▶ Short task 1
Answer these questions using the passage on tribal land and cashew plantations in Orissa, one answer per line:
(a) Of the cashew plantation land in Koraput district, how many acres were passed on to the tribal people?
(b) In 1984, on how many acres, and at what location, did the tribal people uproot cashew nut plants?
(c) Which organization held the seminar on "Communal Land System", and on what dates?
▶ Short task 2
Write what comes next in the passage on tribal community land in Orissa, picking up after its final sentence.

▶ Provided passage

[Begin]

During the visit of the Study Group, this matter was further examined. We were told that in great frustration the tribal people had burnt cashew nut land on one hillock in the early 1960s. Prof Mahapatra, the former Vice-Chancellor of Utkal University, provided us more information. In Koraput district, cashew nut plantation had been carried out on around one thousand acres of hill slope lands, out of which only 56 acres were passed on to the tribal people. He was not aware of any justification given by the government for appropriating more than 900 acres of land, which were under possession of the tribal people from time aeon. After it became clear that the government had no intention of giving them just share of the plants grown on their land, the tribal people uprooted the cashew nut plants on one hillock. Even then the government action of dispossessing the tribal people of their land by carrying on cashew nut plantation on hill slopes under the shifting cultivation control scheme was extended to other areas also. But the tribal people did not acquiesce passively. In 1984, they uprooted cashew nut plants on 95 acres on land at Jiljira at Kashipur Block. During a subsequent visit to Koraput district in mid-1990s I enquired from a senior official of the Orissa Government about the Kashipur episode. He confirmed the correctness of the information given by Prof Mahapatra and added that in addition to uprooting cashew nut plants, the tribal people had also burnt some plants. I was told by a social activist that most of the cashew nut plants grown over tribal land had been handed over to a corporate body, and that the tribal people were extremely sore about it. I, however, could not verify this information.

Already mention has been made of the concern of the tribal students of the North-East Hill University, Shillong about their community land. In Orissa we found that not only the tribal people, even some conscientious social activists and government officers were deeply concerned about it.

It was Gopinath Mohanty, the great humanist of Orissa, who pointed out that Kondh villages were sacred space to them. They occupied the villages after getting divine omens. The tribals considered that not only did they own the village, but also the village owned them.

This is a very significant observation. In this perspective the attempt made in some quarters to equate the World Bank-sponsored entity “common property resource”, community land and resources is denial of tribal heritage.


In my keynote address at a seminar on “Communal Land System”, organised by the Indian Social Institute on August 28-29, 2002, I had spelt out the differences between the communal land holding system and common property resources system as follows:

1. Communal Land Holding System (CLHS) versus Common Property Resources System (CPR)

A. Modality of delineation of territorial jurisdiction:

CLHS: Belief in supernatural bestowal or sanctification by long historical association with or without concurrence of any centre of power including State CPR—assigned/endorsed by the state or ancillary centre of power.

B. Sustenance of relationship with delineated territory:

CLHS: Conviviality orientation encompassing animate and non-animate phenomenal world.

CPR: Power orientation underpinned by the ego-centric need satisfaction as in village commons in rural India.

C. (a) Nature of right of community in CLHS

CLHS: (i) Jurisdictional right as well as undifferentiated economic right of the community as a whole. Individuals have the right to a fair share but not the right to a specific area or plot within the jurisdictional right of the community.

(ii) Within jurisdictional rights of the community economic rights of clans or lineage and of functionaries serving different needs of the community or enjoying special prerogatives derived from some events supposed to have taken place in the past.

(iii) Jurisdictional right of the community exercised by special functionaries belonging to particular clans or lineage in mundane aspects together or separately and individual rights of different types being conferred/recognised by the special functionaries as in modified Khuntkatti system of the Mundas, Bhuihari system of the Oraons.

[End]

▶ Dataset entries
[Begin]

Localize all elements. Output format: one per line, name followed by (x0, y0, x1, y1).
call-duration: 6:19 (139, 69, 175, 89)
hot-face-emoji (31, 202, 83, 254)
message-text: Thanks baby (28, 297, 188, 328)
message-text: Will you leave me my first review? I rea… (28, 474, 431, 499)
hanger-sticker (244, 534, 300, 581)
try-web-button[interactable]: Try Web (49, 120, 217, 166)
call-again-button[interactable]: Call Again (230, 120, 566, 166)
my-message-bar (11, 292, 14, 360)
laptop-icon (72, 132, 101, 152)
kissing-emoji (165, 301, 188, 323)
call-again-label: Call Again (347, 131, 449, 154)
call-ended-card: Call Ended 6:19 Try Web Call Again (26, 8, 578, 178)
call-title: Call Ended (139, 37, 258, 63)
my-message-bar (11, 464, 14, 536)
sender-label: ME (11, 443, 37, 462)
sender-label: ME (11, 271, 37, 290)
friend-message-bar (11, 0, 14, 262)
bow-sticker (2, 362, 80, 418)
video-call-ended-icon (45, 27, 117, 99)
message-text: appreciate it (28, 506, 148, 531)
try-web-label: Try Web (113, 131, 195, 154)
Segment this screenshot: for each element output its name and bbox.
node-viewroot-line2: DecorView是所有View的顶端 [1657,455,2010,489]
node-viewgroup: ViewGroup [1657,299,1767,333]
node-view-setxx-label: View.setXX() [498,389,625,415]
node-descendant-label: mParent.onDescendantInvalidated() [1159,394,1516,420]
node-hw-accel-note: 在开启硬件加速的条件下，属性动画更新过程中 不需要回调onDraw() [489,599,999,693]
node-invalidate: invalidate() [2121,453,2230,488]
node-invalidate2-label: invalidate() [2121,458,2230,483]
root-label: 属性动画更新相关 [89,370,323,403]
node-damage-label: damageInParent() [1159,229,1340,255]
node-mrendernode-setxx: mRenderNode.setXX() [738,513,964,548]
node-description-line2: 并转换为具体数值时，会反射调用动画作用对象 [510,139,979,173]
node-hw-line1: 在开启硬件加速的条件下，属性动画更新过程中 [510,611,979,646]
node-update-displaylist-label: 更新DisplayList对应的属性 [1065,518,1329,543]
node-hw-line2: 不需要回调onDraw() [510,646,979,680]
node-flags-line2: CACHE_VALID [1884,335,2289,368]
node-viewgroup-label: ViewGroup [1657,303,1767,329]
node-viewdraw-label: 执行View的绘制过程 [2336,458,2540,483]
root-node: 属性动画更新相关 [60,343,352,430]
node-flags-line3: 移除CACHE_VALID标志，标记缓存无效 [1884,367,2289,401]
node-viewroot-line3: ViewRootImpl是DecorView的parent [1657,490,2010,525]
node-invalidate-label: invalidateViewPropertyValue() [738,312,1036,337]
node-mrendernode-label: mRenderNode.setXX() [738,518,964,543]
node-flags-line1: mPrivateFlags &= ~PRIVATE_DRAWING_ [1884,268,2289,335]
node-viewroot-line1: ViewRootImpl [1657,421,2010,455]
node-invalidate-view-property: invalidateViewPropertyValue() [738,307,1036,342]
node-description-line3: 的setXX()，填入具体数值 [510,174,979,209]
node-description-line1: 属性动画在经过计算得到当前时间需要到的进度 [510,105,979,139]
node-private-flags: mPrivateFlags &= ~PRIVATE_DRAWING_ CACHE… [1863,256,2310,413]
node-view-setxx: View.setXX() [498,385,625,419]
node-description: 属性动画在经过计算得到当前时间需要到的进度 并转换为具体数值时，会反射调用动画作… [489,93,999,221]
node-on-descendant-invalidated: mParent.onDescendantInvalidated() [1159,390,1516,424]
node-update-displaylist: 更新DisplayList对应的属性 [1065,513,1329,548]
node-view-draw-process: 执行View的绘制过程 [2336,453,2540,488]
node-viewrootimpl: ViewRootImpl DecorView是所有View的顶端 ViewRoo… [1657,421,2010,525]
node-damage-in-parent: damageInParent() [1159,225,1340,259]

[End]

▶ Exercise result 1
(a) Only 56 acres, out of around one thousand acres of hill slope land.
(b) On 95 acres of land at Jiljira in Kashipur Block.
(c) The Indian Social Institute, on August 28-29, 2002.

▶ Exercise result 2
(iv) Jurisdictional right of the community exercised by special functionaries belonging to a particular lineage who secures assistance of different lineage or clan elders and balances power equation among them according to his own prudence and assigns fair share to the members of the community with the assistance of the lineage or clan elders (Kuki-Mizo system).

(v) Access right of specific community to specific resource for sustaining a specific livelihood pattern within the territorial jurisdictional right of a larger community with primarily a different livelihood pattern (Birhor’s right to siyari plant for rope making within the territorial jurisdiction of the Santal, Kheria and other tribes).

(vi) Access right of different communities to the same territory in different hours of the day.

(a) Fishing right of the Keot in early morning and of the Kandra during other hours of the day in shallow water near the coast of Chilka Lake.

(b) Nature of right of community in CPR

Usufruct right according to rule framed by the authority/recognising the right.

2. Change in case of Non-traditional Use of Traditional Right

The Rongmei Naga people of Manipur have the traditional right of barter by individuals of the forest produce grown in nature in their respective shifting cultivation (Jhum) fields during the inter-Jhum period. When some of the Rongmei villages were connected by the national highway, some people in a village started to extract large quantity of forest produce and transport the same by trucks. This was a non-traditional use of resources. If large numbers of individuals transport forest products in this manner, there will be ecological degradation. The village council decided not to allow the individuals to make this non-traditional use of traditional resources. Instead it decided that truckloads of forest products from inter-Jhum fields would be marketed in a planned manner to ensure that environmental degradation did not take place. Further, the council decided that the money thus earned would be used to appoint an additional teacher in the local school. Thus it endorsed the view that a living traditional system itself has within its ambit the provision for change.

3. Viability of Communal Land System

A recent report from Panama indicates a trend of revival of the communal land system to provide a frame for collective resistance to encroachment as ancestral domain by unscru-pulous operators who mercilessly exhaust the land resources leading to environmental degradation. Besides, with appropriate institutional arrangement the communal land right has been found to provide collective security to productive investment.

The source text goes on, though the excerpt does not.